## INSTRUCTIONS FOR THE TASK
Take all the material and copy it exactly.

## RECORDS FOR THIS TASK
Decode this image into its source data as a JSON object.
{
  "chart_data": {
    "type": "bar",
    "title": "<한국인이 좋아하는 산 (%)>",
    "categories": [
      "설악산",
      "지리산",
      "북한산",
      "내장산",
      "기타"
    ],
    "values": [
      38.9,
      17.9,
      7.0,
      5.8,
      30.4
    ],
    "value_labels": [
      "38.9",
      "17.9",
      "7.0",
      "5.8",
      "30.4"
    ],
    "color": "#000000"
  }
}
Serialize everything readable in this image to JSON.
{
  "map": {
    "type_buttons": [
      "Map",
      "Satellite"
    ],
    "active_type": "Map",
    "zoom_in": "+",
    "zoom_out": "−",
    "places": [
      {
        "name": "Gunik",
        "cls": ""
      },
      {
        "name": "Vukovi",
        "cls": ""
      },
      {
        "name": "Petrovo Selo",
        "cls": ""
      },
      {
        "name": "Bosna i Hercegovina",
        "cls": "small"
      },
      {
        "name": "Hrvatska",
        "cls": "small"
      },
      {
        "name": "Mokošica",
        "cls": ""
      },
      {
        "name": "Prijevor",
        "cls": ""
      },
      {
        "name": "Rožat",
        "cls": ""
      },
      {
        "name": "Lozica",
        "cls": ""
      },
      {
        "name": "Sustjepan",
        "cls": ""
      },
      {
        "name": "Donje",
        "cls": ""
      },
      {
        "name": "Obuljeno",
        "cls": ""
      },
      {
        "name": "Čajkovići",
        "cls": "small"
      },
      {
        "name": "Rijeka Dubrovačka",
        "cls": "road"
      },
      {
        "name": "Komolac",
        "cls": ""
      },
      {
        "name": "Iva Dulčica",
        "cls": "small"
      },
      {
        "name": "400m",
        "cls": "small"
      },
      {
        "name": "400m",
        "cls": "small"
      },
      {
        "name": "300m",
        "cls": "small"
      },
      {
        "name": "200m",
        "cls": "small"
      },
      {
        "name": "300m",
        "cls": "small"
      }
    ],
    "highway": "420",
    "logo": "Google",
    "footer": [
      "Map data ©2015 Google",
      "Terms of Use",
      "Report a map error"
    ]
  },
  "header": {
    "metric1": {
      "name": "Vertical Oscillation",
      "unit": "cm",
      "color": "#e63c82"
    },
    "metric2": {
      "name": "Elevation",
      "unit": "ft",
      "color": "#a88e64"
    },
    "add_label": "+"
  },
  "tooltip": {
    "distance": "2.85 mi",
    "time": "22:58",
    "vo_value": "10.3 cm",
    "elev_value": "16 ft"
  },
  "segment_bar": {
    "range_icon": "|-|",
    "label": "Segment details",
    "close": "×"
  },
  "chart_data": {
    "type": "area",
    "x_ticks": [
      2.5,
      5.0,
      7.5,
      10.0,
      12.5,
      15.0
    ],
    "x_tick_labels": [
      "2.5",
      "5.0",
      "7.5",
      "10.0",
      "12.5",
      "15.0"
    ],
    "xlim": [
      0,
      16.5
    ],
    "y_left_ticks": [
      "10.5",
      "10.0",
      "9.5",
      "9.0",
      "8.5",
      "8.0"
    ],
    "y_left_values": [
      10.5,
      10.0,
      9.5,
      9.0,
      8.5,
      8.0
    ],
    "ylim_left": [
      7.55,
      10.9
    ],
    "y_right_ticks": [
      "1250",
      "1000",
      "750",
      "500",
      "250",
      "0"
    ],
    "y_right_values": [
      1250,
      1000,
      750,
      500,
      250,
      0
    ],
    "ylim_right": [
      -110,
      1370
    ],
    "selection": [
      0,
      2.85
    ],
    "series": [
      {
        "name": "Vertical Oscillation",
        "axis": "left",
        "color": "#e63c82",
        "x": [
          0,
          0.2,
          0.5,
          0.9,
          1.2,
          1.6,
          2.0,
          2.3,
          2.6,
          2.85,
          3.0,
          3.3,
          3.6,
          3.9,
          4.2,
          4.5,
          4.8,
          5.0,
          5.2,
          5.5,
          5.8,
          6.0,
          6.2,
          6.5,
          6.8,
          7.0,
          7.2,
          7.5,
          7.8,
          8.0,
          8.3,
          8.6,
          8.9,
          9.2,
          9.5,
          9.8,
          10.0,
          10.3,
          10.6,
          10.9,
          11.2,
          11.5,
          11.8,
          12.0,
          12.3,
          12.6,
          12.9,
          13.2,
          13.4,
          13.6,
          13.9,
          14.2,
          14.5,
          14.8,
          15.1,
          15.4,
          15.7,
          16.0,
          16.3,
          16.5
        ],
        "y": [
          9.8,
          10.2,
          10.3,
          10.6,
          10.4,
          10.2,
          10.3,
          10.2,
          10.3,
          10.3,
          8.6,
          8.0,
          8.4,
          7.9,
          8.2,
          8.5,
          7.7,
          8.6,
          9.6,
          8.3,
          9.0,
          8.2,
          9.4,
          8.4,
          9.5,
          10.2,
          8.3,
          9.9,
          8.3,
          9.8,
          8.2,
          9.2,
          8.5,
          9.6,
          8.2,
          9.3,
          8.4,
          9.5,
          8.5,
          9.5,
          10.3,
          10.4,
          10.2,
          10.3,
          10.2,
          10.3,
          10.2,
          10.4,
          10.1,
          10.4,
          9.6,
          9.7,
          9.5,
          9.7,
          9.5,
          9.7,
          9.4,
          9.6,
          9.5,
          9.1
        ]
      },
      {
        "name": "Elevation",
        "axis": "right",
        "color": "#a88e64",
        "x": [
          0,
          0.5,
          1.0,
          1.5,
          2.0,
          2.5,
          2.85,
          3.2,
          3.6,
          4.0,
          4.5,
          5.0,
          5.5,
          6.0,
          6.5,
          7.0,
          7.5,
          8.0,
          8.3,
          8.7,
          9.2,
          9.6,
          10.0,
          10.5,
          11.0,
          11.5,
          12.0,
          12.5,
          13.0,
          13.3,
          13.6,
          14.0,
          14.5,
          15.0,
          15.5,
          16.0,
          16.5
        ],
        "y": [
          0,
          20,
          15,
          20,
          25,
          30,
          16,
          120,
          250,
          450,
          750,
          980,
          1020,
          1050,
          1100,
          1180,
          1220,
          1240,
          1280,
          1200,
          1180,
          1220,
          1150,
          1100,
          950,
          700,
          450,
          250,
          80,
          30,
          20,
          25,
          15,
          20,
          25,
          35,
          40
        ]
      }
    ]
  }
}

## EXERCISE ANSWER
Decode this image into its source data as a JSON object.
{
  "chart_data": {
    "type": "bar",
    "title": "<한국인이 좋아하는 산 (%)>",
    "categories": [
      "설악산",
      "지리산",
      "북한산",
      "내장산",
      "기타"
    ],
    "values": [
      38.9,
      17.9,
      7.0,
      5.8,
      30.4
    ],
    "value_labels": [
      "38.9",
      "17.9",
      "7.0",
      "5.8",
      "30.4"
    ],
    "color": "#000000"
  }
}
Serialize everything readable in this image to JSON.
{
  "map": {
    "type_buttons": [
      "Map",
      "Satellite"
    ],
    "active_type": "Map",
    "zoom_in": "+",
    "zoom_out": "−",
    "places": [
      {
        "name": "Gunik",
        "cls": ""
      },
      {
        "name": "Vukovi",
        "cls": ""
      },
      {
        "name": "Petrovo Selo",
        "cls": ""
      },
      {
        "name": "Bosna i Hercegovina",
        "cls": "small"
      },
      {
        "name": "Hrvatska",
        "cls": "small"
      },
      {
        "name": "Mokošica",
        "cls": ""
      },
      {
        "name": "Prijevor",
        "cls": ""
      },
      {
        "name": "Rožat",
        "cls": ""
      },
      {
        "name": "Lozica",
        "cls": ""
      },
      {
        "name": "Sustjepan",
        "cls": ""
      },
      {
        "name": "Donje",
        "cls": ""
      },
      {
        "name": "Obuljeno",
        "cls": ""
      },
      {
        "name": "Čajkovići",
        "cls": "small"
      },
      {
        "name": "Rijeka Dubrovačka",
        "cls": "road"
      },
      {
        "name": "Komolac",
        "cls": ""
      },
      {
        "name": "Iva Dulčica",
        "cls": "small"
      },
      {
        "name": "400m",
        "cls": "small"
      },
      {
        "name": "400m",
        "cls": "small"
      },
      {
        "name": "300m",
        "cls": "small"
      },
      {
        "name": "200m",
        "cls": "small"
      },
      {
        "name": "300m",
        "cls": "small"
      }
    ],
    "highway": "420",
    "logo": "Google",
    "footer": [
      "Map data ©2015 Google",
      "Terms of Use",
      "Report a map error"
    ]
  },
  "header": {
    "metric1": {
      "name": "Vertical Oscillation",
      "unit": "cm",
      "color": "#e63c82"
    },
    "metric2": {
      "name": "Elevation",
      "unit": "ft",
      "color": "#a88e64"
    },
    "add_label": "+"
  },
  "tooltip": {
    "distance": "2.85 mi",
    "time": "22:58",
    "vo_value": "10.3 cm",
    "elev_value": "16 ft"
  },
  "segment_bar": {
    "range_icon": "|-|",
    "label": "Segment details",
    "close": "×"
  },
  "chart_data": {
    "type": "area",
    "x_ticks": [
      2.5,
      5.0,
      7.5,
      10.0,
      12.5,
      15.0
    ],
    "x_tick_labels": [
      "2.5",
      "5.0",
      "7.5",
      "10.0",
      "12.5",
      "15.0"
    ],
    "xlim": [
      0,
      16.5
    ],
    "y_left_ticks": [
      "10.5",
      "10.0",
      "9.5",
      "9.0",
      "8.5",
      "8.0"
    ],
    "y_left_values": [
      10.5,
      10.0,
      9.5,
      9.0,
      8.5,
      8.0
    ],
    "ylim_left": [
      7.55,
      10.9
    ],
    "y_right_ticks": [
      "1250",
      "1000",
      "750",
      "500",
      "250",
      "0"
    ],
    "y_right_values": [
      1250,
      1000,
      750,
      500,
      250,
      0
    ],
    "ylim_right": [
      -110,
      1370
    ],
    "selection": [
      0,
      2.85
    ],
    "series": [
      {
        "name": "Vertical Oscillation",
        "axis": "left",
        "color": "#e63c82",
        "x": [
          0,
          0.2,
          0.5,
          0.9,
          1.2,
          1.6,
          2.0,
          2.3,
          2.6,
          2.85,
          3.0,
          3.3,
          3.6,
          3.9,
          4.2,
          4.5,
          4.8,
          5.0,
          5.2,
          5.5,
          5.8,
          6.0,
          6.2,
          6.5,
          6.8,
          7.0,
          7.2,
          7.5,
          7.8,
          8.0,
          8.3,
          8.6,
          8.9,
          9.2,
          9.5,
          9.8,
          10.0,
          10.3,
          10.6,
          10.9,
          11.2,
          11.5,
          11.8,
          12.0,
          12.3,
          12.6,
          12.9,
          13.2,
          13.4,
          13.6,
          13.9,
          14.2,
          14.5,
          14.8,
          15.1,
          15.4,
          15.7,
          16.0,
          16.3,
          16.5
        ],
        "y": [
          9.8,
          10.2,
          10.3,
          10.6,
          10.4,
          10.2,
          10.3,
          10.2,
          10.3,
          10.3,
          8.6,
          8.0,
          8.4,
          7.9,
          8.2,
          8.5,
          7.7,
          8.6,
          9.6,
          8.3,
          9.0,
          8.2,
          9.4,
          8.4,
          9.5,
          10.2,
          8.3,
          9.9,
          8.3,
          9.8,
          8.2,
          9.2,
          8.5,
          9.6,
          8.2,
          9.3,
          8.4,
          9.5,
          8.5,
          9.5,
          10.3,
          10.4,
          10.2,
          10.3,
          10.2,
          10.3,
          10.2,
          10.4,
          10.1,
          10.4,
          9.6,
          9.7,
          9.5,
          9.7,
          9.5,
          9.7,
          9.4,
          9.6,
          9.5,
          9.1
        ]
      },
      {
        "name": "Elevation",
        "axis": "right",
        "color": "#a88e64",
        "x": [
          0,
          0.5,
          1.0,
          1.5,
          2.0,
          2.5,
          2.85,
          3.2,
          3.6,
          4.0,
          4.5,
          5.0,
          5.5,
          6.0,
          6.5,
          7.0,
          7.5,
          8.0,
          8.3,
          8.7,
          9.2,
          9.6,
          10.0,
          10.5,
          11.0,
          11.5,
          12.0,
          12.5,
          13.0,
          13.3,
          13.6,
          14.0,
          14.5,
          15.0,
          15.5,
          16.0,
          16.5
        ],
        "y": [
          0,
          20,
          15,
          20,
          25,
          30,
          16,
          120,
          250,
          450,
          750,
          980,
          1020,
          1050,
          1100,
          1180,
          1220,
          1240,
          1280,
          1200,
          1180,
          1220,
          1150,
          1100,
          950,
          700,
          450,
          250,
          80,
          30,
          20,
          25,
          15,
          20,
          25,
          35,
          40
        ]
      }
    ]
  }
}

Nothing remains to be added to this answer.